## Begin
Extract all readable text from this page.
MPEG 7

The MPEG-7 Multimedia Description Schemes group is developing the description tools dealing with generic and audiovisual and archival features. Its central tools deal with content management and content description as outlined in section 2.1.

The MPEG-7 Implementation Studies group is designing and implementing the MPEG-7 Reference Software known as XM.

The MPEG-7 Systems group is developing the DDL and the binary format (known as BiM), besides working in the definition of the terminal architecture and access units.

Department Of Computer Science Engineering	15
## End
§ **Work to be completed**
Restate all of the entries exactly, please.

§ **Solution below**
Extract all readable text from this page.
MPEG 7

The MPEG-7 Multimedia Description Schemes group is developing the description tools dealing with generic and audiovisual and archival features. Its central tools deal with content management and content description as outlined in section 2.1.

The MPEG-7 Implementation Studies group is designing and implementing the MPEG-7 Reference Software known as XM.

The MPEG-7 Systems group is developing the DDL and the binary format (known as BiM), besides working in the definition of the terminal architecture and access units.

Department Of Computer Science Engineering	15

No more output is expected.